## Given exercise
From the entries below, gather each line containing the word "primera".

## Record set
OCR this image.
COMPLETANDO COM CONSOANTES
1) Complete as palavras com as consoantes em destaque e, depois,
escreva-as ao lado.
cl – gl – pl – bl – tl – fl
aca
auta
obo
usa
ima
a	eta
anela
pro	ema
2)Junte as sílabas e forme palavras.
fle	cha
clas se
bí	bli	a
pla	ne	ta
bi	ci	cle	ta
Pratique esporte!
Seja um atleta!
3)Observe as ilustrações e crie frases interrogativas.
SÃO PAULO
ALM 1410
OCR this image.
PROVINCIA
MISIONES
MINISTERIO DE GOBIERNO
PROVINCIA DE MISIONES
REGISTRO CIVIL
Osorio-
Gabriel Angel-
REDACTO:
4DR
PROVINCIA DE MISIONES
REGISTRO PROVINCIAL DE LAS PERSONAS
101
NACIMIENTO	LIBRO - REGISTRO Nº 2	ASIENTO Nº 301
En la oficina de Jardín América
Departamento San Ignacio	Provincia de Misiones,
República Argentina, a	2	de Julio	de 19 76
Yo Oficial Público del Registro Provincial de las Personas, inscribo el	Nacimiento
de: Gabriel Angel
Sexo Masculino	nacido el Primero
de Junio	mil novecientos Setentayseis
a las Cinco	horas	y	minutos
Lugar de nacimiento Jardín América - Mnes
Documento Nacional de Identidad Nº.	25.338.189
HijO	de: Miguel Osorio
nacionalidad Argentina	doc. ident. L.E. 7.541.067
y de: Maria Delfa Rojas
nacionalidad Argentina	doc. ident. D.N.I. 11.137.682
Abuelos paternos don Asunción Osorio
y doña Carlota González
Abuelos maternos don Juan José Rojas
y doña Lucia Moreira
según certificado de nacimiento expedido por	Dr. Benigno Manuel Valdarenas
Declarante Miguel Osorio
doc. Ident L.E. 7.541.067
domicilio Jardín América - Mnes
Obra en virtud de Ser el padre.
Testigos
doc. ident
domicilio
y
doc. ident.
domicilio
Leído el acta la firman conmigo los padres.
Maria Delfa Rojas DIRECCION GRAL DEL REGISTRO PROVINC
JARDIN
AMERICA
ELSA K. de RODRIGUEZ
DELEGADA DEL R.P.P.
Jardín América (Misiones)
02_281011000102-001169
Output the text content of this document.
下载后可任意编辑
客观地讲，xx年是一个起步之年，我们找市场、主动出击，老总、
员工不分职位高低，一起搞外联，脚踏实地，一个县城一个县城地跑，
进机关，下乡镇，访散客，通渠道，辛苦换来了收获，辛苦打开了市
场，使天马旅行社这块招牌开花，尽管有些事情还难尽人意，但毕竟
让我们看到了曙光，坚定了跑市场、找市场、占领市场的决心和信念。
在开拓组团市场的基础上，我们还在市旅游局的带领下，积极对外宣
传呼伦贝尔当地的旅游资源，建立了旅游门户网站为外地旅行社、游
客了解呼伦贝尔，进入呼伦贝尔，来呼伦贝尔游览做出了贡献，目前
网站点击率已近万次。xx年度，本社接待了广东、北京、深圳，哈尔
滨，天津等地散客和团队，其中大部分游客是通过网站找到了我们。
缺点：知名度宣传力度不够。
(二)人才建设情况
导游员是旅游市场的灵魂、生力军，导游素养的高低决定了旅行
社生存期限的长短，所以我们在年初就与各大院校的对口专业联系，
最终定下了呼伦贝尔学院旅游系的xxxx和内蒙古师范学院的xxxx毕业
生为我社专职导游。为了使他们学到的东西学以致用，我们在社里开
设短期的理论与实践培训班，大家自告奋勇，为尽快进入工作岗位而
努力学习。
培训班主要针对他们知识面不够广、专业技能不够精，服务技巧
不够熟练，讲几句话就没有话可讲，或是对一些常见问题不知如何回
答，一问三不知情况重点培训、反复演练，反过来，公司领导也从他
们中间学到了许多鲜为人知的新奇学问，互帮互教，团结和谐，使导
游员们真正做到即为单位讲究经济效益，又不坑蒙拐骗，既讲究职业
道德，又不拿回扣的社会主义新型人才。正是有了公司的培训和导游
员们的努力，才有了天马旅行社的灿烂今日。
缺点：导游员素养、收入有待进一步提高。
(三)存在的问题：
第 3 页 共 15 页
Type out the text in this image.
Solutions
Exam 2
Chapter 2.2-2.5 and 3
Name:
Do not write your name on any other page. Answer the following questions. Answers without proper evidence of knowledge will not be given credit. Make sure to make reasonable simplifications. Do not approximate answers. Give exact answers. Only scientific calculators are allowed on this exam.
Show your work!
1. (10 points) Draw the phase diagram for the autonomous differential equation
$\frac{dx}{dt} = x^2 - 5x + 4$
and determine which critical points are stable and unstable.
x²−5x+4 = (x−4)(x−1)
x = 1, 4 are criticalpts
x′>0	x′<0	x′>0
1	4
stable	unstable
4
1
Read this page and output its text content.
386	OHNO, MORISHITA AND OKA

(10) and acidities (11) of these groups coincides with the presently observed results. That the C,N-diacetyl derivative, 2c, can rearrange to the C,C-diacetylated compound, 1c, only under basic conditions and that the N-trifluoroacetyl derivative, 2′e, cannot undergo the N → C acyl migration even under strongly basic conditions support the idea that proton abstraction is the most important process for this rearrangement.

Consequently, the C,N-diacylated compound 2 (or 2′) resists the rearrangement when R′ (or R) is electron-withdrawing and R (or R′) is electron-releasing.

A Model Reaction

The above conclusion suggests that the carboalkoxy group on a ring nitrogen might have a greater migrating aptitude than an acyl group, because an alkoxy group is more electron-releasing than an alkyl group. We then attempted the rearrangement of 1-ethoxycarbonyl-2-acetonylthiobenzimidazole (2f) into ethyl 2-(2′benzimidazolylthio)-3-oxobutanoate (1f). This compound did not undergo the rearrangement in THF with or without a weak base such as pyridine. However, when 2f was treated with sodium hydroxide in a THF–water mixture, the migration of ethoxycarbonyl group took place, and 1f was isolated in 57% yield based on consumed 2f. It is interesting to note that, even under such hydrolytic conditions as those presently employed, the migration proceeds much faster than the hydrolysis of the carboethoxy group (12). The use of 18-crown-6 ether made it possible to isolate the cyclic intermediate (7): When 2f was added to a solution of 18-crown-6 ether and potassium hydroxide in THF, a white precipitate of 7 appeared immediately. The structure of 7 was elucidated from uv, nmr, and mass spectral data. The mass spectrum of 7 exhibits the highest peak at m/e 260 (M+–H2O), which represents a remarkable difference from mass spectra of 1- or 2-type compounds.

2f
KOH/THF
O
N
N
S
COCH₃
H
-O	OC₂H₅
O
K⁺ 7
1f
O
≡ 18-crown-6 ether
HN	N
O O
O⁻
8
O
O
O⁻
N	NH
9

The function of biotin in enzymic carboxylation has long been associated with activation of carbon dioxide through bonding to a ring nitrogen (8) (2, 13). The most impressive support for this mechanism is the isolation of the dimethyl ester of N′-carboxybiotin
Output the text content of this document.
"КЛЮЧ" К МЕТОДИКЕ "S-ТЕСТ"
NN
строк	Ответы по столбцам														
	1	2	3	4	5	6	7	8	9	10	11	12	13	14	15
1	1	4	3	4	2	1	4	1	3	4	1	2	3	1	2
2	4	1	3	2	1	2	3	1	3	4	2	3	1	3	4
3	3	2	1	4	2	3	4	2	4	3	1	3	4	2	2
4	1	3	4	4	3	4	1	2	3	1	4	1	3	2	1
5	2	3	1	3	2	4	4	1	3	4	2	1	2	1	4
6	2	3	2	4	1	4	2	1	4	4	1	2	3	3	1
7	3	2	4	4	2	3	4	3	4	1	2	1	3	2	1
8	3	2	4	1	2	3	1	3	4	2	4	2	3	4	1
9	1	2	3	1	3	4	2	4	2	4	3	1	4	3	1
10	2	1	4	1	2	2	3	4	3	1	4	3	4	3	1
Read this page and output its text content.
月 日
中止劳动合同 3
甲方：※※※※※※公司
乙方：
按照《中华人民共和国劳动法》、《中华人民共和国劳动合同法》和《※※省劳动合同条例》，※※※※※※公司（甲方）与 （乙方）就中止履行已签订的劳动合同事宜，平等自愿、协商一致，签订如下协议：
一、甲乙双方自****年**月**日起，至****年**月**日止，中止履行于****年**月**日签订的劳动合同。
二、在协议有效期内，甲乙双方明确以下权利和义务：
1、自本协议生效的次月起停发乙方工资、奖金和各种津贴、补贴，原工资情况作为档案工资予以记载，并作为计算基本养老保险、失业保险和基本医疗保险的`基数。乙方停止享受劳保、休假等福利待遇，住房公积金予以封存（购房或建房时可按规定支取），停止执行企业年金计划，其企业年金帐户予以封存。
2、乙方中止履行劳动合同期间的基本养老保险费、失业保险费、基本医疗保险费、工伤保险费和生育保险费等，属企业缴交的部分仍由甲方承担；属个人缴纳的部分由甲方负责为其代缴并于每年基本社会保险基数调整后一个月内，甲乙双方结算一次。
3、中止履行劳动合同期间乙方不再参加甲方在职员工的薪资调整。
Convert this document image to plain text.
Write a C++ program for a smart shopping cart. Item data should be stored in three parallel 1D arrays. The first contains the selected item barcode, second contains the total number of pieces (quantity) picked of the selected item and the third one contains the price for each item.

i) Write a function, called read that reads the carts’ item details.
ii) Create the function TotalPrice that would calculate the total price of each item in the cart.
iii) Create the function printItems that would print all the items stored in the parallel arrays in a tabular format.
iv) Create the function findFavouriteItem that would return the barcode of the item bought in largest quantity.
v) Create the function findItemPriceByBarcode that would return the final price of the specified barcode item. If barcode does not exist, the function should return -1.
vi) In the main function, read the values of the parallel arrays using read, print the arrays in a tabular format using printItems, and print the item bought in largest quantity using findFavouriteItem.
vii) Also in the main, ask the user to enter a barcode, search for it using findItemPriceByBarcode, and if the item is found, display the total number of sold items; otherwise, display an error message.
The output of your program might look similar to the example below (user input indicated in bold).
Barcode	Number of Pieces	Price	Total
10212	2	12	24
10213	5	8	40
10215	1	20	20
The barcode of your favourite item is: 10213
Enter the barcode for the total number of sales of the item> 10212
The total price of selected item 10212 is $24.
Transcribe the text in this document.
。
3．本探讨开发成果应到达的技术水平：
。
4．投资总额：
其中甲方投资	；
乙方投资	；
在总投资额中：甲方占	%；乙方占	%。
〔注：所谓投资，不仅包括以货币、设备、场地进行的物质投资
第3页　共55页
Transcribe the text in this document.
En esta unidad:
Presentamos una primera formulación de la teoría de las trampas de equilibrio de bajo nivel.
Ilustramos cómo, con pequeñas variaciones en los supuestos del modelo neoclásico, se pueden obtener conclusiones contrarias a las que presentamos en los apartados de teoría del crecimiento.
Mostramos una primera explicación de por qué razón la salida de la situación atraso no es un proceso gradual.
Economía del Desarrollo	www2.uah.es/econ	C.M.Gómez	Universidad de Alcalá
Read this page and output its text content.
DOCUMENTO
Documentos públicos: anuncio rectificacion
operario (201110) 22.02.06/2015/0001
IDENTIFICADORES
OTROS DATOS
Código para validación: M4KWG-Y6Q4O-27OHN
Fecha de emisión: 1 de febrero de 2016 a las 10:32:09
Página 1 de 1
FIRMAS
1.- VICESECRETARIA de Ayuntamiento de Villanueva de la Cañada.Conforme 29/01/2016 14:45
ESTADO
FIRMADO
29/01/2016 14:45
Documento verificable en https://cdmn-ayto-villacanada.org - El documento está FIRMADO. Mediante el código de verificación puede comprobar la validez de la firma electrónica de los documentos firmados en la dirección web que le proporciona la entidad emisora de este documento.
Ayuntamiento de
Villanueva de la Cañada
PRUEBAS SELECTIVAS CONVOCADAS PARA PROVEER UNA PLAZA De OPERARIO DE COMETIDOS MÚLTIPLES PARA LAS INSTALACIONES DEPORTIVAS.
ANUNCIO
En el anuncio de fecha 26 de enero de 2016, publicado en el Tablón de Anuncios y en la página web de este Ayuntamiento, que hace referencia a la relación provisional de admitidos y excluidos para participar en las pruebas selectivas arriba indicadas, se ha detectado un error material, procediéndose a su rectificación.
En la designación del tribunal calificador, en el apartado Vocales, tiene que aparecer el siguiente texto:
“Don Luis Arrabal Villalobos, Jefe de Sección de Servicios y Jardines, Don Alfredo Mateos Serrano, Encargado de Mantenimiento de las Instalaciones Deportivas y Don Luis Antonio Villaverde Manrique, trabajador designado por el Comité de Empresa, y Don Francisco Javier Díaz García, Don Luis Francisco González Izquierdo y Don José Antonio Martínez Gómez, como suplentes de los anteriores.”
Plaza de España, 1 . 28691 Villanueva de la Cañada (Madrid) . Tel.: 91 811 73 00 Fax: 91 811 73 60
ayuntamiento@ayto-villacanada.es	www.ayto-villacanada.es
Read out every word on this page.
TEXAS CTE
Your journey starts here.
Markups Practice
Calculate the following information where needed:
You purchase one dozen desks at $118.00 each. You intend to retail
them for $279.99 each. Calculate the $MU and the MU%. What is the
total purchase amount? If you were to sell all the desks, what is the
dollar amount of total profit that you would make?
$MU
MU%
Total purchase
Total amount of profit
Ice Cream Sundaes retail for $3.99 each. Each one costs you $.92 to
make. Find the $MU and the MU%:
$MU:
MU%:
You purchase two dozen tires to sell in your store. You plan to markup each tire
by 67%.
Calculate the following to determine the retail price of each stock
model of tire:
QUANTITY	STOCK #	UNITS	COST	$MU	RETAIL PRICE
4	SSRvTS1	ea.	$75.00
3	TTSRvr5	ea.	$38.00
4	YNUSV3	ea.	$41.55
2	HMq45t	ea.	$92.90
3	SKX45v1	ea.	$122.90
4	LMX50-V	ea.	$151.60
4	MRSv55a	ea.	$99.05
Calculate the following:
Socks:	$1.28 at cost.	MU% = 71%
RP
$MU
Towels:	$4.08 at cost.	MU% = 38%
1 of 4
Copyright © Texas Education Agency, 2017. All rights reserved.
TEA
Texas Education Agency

## Answer to this exercise
Presentamos una primera formulación de la teoría de las trampas de equilibrio de bajo nivel.
Mostramos una primera explicación de por qué razón la salida de la situación atraso no es un proceso gradual.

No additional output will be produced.